▶ _COMPLETA QUANTO SEGUE_
- 1) Elenca tutte le persone che l'articolo su Despar cita con nome e cognome.
- 2) Riassumi in forma più breve il paragrafo dell'articolo su Despar che comincia con "Despar, marchio italiano leader", conservandone i fatti principali.
- 3) Secondo l'articolo su Despar, quanti anni di reclusione hanno chiesto i pm per Grigoli?

SUPERMERCATI DESPAR, 50 CANDELINE E UN PROCESSO PER MAFIA

Despar, marchio italiano leader nei supermercati, compie mezzo secolo. Mostre, pubblicità, cuoricini e “tutto per te da 50 anni”. Intanto i punti vendita nella Sicilia occidentale rimangono in amministrazione controllata e aspettano la sentenza che stabilirà se il loro concessionario, Giuseppe Grigoli, sia legato o meno a Cosa Nostra e se i suoi interessi in Despar siano o no condivisi con il boss latitante Matteo Messina Denaro. La storia arriva sui giornali nel dicembre 2007 quando Grigoli, uno tra gli imprenditori più importanti nel settore grazie alla gestione in esclusiva del marchio Despar per tutti i comuni delle province di Palermo, Trapani e Agrigento, viene arrestato. Il suo nome era emerso dopo l’arresto di Provenzano con la decrittazione di alcuni pizzini trovati nel suo covo, in cui venivano esposte al boss dei boss le ragioni per cui nell’Agrigentino e nel Corleonese erano stati aperti supermercati Despar.
LE SPIEGAVA un tale Alessio, nome in codice di Messina Denaro. “C’è una persona di Castelvetrano – scriveva il boss latitante a “Binu” – che ha la concessione dei supermercati Despar, cioè questa persona apre dei punti vendita Despar in ogni paese e dà la gestione del punto vendita a persone del medesimo paese e la persona rimane come fornitore del punto vendita lasciando al gestore un largo margine di guadagno, infatti questi gestori se la passano tutti bene”. Ma nella zona di Ribera c’è tal Giuseppe Capizzi, che “sin dal primo momento cominciò a fare alla persona discorsi di annacamento generale di come ci si comporta al suo paese e via discorrendo”. Insomma Capizzi tratta Grigoli come un imprenditore da vessare, non gli paga le merci e gli chiede il pizzo . Messina Denaro, pur latitante, conosce perfettamente i conti delle aziende di Grigoli: “Mi sono documentato di persona ed i conti risultano essere questi: 297.097,13 euro di fatture non pagate, cioè è merce che il Capizzi si è presa dal mio paesano e che non ha mai pagato… Poi ci sono questi 75mila di liquido che il mio paesano ha dato per Ag, credo che siano quelli che lei ha chiamato furfè (pizzo, ndr). La prego di cuore di fare in modo che il Capizzi ci restituisca questi soldi”. Questo è ciò che emerge dagli atti della Dda di Palermo a firma dei pm Carlo Marzella e Sara Micucci, che l’8 ottobre hanno chiesto 10 anni di reclusione per Messina Denaro, già condannato per associazione mafiosa, e 15 anni per Grigoli, con l’accusa di aver messo a disposizione della cosca trapanese di Messina Denaro i propri mezzi e risorse imprenditoriali nella grande distribuzione tramite la sua società Gruppo 6 Gdo srl, offrendo al boss latitante la possibilità di espandere il suo potere di controllo del territorio e dell’economia.

▶ _SEZIONE DATI_
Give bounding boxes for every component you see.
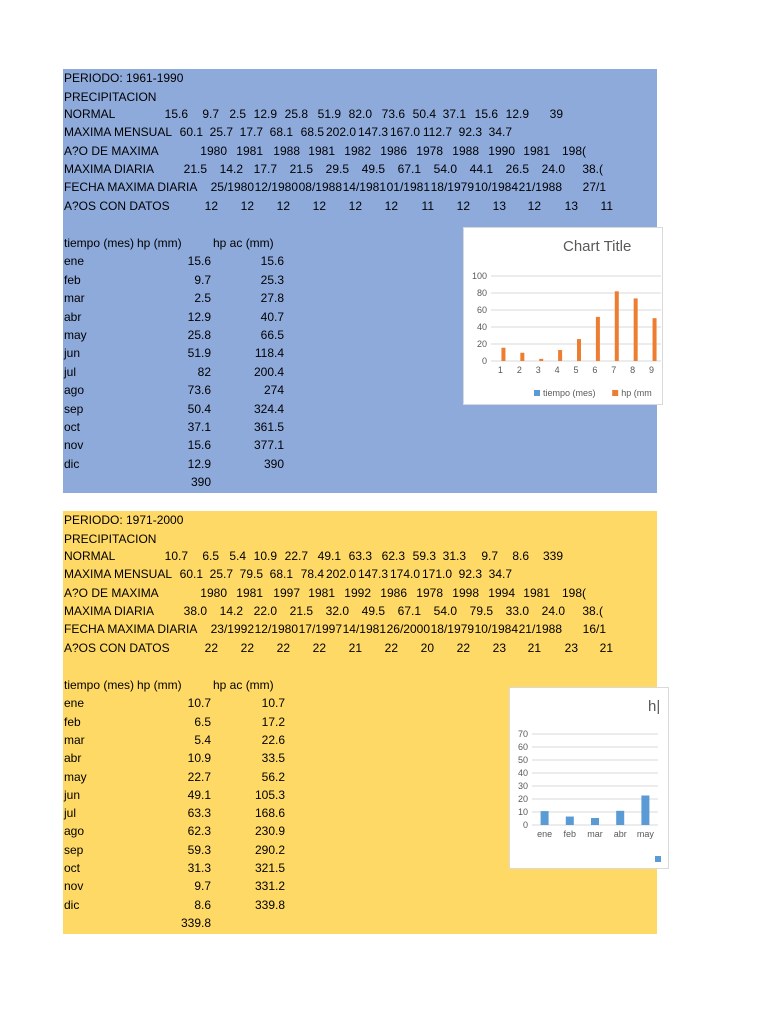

▶ _RISPOSTE_
- 1) Giuseppe Grigoli, Matteo Messina Denaro, Giuseppe Capizzi, Carlo Marzella, Sara Micucci

- 2) Despar celebra i suoi 50 anni. Intanto i supermercati della Sicilia occidentale restano in amministrazione controllata. Attendono la sentenza che dirà se il concessionario Giuseppe Grigoli è legato a Cosa Nostra e se condivide i suoi interessi in Despar con il boss latitante Matteo Messina Denaro. Grigoli gestiva in esclusiva il marchio nelle province di Palermo, Trapani e Agrigento e fu arrestato nel dicembre 2007. Il suo nome era emerso dopo l'arresto di Provenzano, grazie alla decrittazione di pizzini trovati nel covo del boss. Questi pizzini spiegavano perché erano stati aperti supermercati Despar nell'Agrigentino e nel Corleonese.

- 3) 15 anni.